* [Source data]
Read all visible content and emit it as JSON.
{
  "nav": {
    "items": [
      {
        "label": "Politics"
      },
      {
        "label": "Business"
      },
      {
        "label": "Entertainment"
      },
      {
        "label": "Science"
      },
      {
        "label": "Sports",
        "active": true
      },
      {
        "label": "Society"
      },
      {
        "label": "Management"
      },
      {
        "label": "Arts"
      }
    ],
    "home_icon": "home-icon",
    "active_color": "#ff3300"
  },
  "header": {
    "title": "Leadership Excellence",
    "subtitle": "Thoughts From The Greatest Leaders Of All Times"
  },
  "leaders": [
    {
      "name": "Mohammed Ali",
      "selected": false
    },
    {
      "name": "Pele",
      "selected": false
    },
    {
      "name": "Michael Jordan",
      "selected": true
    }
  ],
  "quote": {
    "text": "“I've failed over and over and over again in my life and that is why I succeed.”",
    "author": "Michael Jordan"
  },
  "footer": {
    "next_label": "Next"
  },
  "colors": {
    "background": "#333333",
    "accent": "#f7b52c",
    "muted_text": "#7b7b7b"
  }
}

* [Given instruction]
Reproduce each entry above exactly, keeping every word.

* [Result below]
Read all visible content and emit it as JSON.
{
  "nav": {
    "items": [
      {
        "label": "Politics"
      },
      {
        "label": "Business"
      },
      {
        "label": "Entertainment"
      },
      {
        "label": "Science"
      },
      {
        "label": "Sports",
        "active": true
      },
      {
        "label": "Society"
      },
      {
        "label": "Management"
      },
      {
        "label": "Arts"
      }
    ],
    "home_icon": "home-icon",
    "active_color": "#ff3300"
  },
  "header": {
    "title": "Leadership Excellence",
    "subtitle": "Thoughts From The Greatest Leaders Of All Times"
  },
  "leaders": [
    {
      "name": "Mohammed Ali",
      "selected": false
    },
    {
      "name": "Pele",
      "selected": false
    },
    {
      "name": "Michael Jordan",
      "selected": true
    }
  ],
  "quote": {
    "text": "“I've failed over and over and over again in my life and that is why I succeed.”",
    "author": "Michael Jordan"
  },
  "footer": {
    "next_label": "Next"
  },
  "colors": {
    "background": "#333333",
    "accent": "#f7b52c",
    "muted_text": "#7b7b7b"
  }
}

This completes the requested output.